==== LISTED ENTRIES

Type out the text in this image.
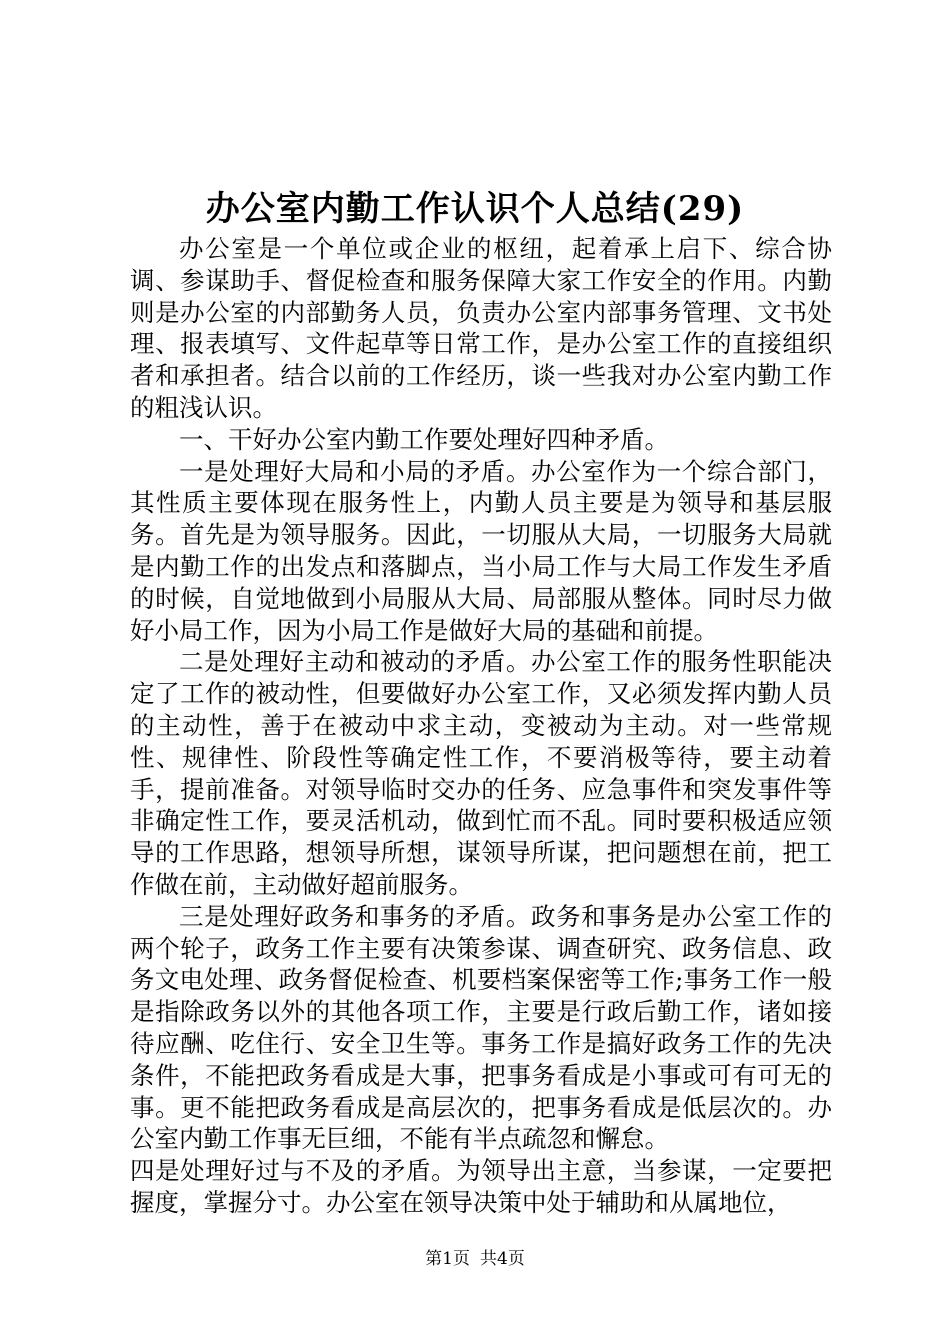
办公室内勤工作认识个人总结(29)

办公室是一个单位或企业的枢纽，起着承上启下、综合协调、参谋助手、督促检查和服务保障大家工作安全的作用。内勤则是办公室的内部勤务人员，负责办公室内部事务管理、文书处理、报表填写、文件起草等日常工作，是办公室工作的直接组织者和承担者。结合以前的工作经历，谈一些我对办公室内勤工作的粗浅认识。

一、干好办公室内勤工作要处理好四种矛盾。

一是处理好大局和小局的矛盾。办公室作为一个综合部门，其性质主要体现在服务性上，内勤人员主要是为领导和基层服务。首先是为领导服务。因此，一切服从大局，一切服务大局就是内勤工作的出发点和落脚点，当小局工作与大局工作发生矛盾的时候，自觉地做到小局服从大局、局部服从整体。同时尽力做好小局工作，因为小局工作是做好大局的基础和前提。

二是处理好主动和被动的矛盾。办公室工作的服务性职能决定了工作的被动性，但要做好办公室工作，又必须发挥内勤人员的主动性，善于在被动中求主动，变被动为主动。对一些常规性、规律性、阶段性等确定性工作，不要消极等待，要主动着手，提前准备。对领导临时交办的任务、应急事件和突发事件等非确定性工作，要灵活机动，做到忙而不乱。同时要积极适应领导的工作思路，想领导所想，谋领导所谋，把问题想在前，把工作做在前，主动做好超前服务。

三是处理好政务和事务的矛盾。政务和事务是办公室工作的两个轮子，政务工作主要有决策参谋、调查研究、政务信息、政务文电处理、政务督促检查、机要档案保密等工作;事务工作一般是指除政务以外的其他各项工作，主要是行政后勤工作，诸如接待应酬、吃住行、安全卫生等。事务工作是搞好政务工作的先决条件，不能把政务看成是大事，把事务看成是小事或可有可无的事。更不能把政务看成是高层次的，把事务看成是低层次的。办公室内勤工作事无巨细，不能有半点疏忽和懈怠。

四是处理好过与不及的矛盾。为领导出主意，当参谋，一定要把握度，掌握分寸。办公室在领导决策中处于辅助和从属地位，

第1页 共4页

========
==== LISTED ENTRIES

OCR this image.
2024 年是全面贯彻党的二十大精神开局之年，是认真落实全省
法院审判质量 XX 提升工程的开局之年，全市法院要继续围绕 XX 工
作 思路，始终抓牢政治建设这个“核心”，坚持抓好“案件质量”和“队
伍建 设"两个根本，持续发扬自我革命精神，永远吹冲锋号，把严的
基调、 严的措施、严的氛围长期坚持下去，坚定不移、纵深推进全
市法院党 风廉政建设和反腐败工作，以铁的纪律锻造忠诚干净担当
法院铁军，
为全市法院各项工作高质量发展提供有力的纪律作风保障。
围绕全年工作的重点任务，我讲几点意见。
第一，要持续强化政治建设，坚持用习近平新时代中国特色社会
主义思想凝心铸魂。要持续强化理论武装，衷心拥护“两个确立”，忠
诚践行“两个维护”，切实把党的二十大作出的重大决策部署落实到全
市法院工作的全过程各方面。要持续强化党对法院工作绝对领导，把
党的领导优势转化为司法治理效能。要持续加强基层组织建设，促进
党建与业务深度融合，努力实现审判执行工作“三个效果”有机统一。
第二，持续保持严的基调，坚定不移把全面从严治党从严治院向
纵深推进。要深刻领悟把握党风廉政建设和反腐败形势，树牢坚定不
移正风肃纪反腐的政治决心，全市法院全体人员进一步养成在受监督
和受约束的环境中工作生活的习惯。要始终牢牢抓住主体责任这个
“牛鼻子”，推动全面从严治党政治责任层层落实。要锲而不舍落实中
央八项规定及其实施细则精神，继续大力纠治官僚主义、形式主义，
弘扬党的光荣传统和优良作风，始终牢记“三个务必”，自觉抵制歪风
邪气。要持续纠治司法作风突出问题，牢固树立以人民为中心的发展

========

* [EXERCISE BRIEF]: How many lines in the records above contain the word "this"? Reply with the number alone.

* [COMPLETED TASK]: 2